▸ **EXERCISE AIM**: Return the records that follow, matching each one exactly.

▸ **EXERCISE DATA**:
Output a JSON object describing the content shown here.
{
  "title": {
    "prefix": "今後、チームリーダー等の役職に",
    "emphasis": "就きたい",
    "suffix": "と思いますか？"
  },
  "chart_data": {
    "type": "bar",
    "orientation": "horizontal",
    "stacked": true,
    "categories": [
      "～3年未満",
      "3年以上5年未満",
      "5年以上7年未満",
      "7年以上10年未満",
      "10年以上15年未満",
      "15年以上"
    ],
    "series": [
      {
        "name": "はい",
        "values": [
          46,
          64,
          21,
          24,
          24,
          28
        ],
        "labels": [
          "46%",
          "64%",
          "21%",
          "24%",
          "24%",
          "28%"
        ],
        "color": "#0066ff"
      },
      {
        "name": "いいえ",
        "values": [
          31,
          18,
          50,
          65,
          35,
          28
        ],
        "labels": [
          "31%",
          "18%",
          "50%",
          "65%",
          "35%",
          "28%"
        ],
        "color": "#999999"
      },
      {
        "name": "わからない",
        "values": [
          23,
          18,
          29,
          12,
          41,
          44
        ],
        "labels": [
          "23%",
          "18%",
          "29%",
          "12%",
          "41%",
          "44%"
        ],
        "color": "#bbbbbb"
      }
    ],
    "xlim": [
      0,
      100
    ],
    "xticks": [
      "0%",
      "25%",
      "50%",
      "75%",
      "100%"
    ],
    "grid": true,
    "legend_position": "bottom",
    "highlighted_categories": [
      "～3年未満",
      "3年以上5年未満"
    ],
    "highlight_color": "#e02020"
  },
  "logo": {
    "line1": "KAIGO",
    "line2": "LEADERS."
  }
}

▸ **PROBLEM SOLUTION**:
Output a JSON object describing the content shown here.
{
  "title": {
    "prefix": "今後、チームリーダー等の役職に",
    "emphasis": "就きたい",
    "suffix": "と思いますか？"
  },
  "chart_data": {
    "type": "bar",
    "orientation": "horizontal",
    "stacked": true,
    "categories": [
      "～3年未満",
      "3年以上5年未満",
      "5年以上7年未満",
      "7年以上10年未満",
      "10年以上15年未満",
      "15年以上"
    ],
    "series": [
      {
        "name": "はい",
        "values": [
          46,
          64,
          21,
          24,
          24,
          28
        ],
        "labels": [
          "46%",
          "64%",
          "21%",
          "24%",
          "24%",
          "28%"
        ],
        "color": "#0066ff"
      },
      {
        "name": "いいえ",
        "values": [
          31,
          18,
          50,
          65,
          35,
          28
        ],
        "labels": [
          "31%",
          "18%",
          "50%",
          "65%",
          "35%",
          "28%"
        ],
        "color": "#999999"
      },
      {
        "name": "わからない",
        "values": [
          23,
          18,
          29,
          12,
          41,
          44
        ],
        "labels": [
          "23%",
          "18%",
          "29%",
          "12%",
          "41%",
          "44%"
        ],
        "color": "#bbbbbb"
      }
    ],
    "xlim": [
      0,
      100
    ],
    "xticks": [
      "0%",
      "25%",
      "50%",
      "75%",
      "100%"
    ],
    "grid": true,
    "legend_position": "bottom",
    "highlighted_categories": [
      "～3年未満",
      "3年以上5年未満"
    ],
    "highlight_color": "#e02020"
  },
  "logo": {
    "line1": "KAIGO",
    "line2": "LEADERS."
  }
}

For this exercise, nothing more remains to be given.